▶ [Description of the task] Copy each line where the word "atmospheric" occurs.

▶ [Saved data entries]
—————

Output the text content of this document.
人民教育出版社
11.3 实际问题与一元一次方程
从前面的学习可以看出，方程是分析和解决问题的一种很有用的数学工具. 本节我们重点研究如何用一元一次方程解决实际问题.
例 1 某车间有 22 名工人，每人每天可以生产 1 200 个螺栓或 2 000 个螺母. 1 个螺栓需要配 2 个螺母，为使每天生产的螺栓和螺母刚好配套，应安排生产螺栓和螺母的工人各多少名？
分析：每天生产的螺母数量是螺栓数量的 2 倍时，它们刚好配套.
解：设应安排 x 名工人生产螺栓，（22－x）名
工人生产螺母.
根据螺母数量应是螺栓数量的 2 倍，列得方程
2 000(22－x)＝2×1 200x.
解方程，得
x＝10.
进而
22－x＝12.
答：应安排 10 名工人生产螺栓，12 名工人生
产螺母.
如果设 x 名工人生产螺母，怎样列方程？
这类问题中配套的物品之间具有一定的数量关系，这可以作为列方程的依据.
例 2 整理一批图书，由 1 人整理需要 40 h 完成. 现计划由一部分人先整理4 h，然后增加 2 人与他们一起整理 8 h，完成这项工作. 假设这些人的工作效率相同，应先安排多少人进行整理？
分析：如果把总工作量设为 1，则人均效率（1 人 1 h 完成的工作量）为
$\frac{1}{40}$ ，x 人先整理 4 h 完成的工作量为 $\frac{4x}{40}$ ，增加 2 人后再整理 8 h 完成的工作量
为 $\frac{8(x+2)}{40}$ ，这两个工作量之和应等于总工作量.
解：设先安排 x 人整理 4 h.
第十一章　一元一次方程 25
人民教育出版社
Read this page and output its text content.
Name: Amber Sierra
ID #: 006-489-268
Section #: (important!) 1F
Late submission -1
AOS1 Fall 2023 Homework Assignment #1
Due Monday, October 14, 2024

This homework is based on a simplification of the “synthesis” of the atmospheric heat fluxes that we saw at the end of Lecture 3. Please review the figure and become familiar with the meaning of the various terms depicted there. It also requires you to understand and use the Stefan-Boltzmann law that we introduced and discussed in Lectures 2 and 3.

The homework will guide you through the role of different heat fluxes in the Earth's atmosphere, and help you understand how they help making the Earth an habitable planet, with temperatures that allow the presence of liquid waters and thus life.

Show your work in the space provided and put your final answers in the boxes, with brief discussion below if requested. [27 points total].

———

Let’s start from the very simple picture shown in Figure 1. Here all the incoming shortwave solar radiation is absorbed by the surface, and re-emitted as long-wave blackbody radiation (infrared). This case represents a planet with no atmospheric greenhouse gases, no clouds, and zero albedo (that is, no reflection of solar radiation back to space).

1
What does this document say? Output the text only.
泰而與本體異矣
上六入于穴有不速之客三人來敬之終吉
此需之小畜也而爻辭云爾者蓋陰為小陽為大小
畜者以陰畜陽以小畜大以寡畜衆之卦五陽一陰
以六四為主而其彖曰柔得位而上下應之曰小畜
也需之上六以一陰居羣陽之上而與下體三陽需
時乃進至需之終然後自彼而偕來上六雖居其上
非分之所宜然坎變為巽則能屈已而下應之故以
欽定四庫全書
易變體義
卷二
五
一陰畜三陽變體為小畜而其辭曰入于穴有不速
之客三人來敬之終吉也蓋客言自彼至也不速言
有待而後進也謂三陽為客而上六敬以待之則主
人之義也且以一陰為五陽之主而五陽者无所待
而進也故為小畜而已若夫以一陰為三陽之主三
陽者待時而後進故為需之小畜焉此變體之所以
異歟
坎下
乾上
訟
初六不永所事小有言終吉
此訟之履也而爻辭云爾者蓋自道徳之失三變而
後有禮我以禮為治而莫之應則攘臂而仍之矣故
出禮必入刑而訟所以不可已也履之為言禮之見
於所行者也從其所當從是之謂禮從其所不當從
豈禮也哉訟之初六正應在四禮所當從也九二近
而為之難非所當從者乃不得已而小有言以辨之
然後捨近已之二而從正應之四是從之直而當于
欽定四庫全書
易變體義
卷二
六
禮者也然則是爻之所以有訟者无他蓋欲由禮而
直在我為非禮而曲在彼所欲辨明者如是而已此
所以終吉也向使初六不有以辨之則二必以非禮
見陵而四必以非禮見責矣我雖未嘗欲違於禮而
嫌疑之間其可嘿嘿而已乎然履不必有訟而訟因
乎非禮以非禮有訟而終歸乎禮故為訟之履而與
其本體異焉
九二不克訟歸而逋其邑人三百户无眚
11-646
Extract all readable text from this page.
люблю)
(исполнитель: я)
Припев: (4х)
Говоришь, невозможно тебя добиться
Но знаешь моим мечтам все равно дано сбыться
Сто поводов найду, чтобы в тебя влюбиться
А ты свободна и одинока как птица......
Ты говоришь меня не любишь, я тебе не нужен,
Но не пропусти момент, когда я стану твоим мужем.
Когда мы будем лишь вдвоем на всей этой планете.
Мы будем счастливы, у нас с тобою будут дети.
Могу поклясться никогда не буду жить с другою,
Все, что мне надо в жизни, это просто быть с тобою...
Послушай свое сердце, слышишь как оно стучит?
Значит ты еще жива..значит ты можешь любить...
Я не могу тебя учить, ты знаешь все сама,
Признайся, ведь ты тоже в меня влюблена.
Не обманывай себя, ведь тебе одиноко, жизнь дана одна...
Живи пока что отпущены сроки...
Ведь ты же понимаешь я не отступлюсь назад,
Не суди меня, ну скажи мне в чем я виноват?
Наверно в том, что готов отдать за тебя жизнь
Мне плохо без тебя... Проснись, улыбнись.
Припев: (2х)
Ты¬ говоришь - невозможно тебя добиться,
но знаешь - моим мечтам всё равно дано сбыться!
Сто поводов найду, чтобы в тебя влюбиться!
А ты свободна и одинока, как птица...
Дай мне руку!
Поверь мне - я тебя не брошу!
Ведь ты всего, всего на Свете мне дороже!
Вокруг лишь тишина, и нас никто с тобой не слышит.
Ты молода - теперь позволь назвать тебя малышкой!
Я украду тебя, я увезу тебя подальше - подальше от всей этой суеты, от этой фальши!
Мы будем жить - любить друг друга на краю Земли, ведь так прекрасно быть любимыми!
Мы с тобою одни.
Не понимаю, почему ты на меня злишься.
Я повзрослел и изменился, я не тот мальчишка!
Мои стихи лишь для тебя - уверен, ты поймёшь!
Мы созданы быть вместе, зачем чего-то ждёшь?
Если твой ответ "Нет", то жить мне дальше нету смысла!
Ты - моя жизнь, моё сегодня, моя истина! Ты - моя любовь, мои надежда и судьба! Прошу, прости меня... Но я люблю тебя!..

—————

▶ [Output for this task]
This homework is based on a simplification of the “synthesis” of the atmospheric heat fluxes that we saw at the end of Lecture 3. Please review the figure and become familiar with the meaning of the various terms depicted there. It also requires you to understand and use the Stefan-Boltzmann law that we introduced and discussed in Lectures 2 and 3.
Let’s start from the very simple picture shown in Figure 1. Here all the incoming shortwave solar radiation is absorbed by the surface, and re-emitted as long-wave blackbody radiation (infrared). This case represents a planet with no atmospheric greenhouse gases, no clouds, and zero albedo (that is, no reflection of solar radiation back to space).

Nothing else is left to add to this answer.